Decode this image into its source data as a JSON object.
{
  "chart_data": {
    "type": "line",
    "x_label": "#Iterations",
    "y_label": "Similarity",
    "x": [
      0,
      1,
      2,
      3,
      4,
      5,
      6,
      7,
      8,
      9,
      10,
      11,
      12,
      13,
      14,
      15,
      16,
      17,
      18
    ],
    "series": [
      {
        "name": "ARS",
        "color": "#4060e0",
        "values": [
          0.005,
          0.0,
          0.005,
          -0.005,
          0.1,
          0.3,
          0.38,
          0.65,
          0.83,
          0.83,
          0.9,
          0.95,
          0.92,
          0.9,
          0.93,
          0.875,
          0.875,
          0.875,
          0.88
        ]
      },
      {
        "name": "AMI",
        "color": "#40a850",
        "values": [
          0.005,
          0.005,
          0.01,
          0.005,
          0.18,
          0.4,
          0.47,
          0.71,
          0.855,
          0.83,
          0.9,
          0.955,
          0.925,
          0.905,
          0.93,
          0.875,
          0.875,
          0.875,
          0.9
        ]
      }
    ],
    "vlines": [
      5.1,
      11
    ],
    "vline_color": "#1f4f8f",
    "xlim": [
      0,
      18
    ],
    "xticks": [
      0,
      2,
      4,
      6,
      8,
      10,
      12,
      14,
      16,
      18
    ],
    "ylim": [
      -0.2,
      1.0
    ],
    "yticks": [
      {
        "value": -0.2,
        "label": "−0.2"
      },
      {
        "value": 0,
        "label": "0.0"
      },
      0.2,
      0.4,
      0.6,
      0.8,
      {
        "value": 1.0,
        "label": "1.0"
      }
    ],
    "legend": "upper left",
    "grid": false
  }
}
-.-.-
- [Set exercise]: Every record above needs to be repeated word for word.

- [Complete answer]:
Decode this image into its source data as a JSON object.
{
  "chart_data": {
    "type": "line",
    "x_label": "#Iterations",
    "y_label": "Similarity",
    "x": [
      0,
      1,
      2,
      3,
      4,
      5,
      6,
      7,
      8,
      9,
      10,
      11,
      12,
      13,
      14,
      15,
      16,
      17,
      18
    ],
    "series": [
      {
        "name": "ARS",
        "color": "#4060e0",
        "values": [
          0.005,
          0.0,
          0.005,
          -0.005,
          0.1,
          0.3,
          0.38,
          0.65,
          0.83,
          0.83,
          0.9,
          0.95,
          0.92,
          0.9,
          0.93,
          0.875,
          0.875,
          0.875,
          0.88
        ]
      },
      {
        "name": "AMI",
        "color": "#40a850",
        "values": [
          0.005,
          0.005,
          0.01,
          0.005,
          0.18,
          0.4,
          0.47,
          0.71,
          0.855,
          0.83,
          0.9,
          0.955,
          0.925,
          0.905,
          0.93,
          0.875,
          0.875,
          0.875,
          0.9
        ]
      }
    ],
    "vlines": [
      5.1,
      11
    ],
    "vline_color": "#1f4f8f",
    "xlim": [
      0,
      18
    ],
    "xticks": [
      0,
      2,
      4,
      6,
      8,
      10,
      12,
      14,
      16,
      18
    ],
    "ylim": [
      -0.2,
      1.0
    ],
    "yticks": [
      {
        "value": -0.2,
        "label": "−0.2"
      },
      {
        "value": 0,
        "label": "0.0"
      },
      0.2,
      0.4,
      0.6,
      0.8,
      {
        "value": 1.0,
        "label": "1.0"
      }
    ],
    "legend": "upper left",
    "grid": false
  }
}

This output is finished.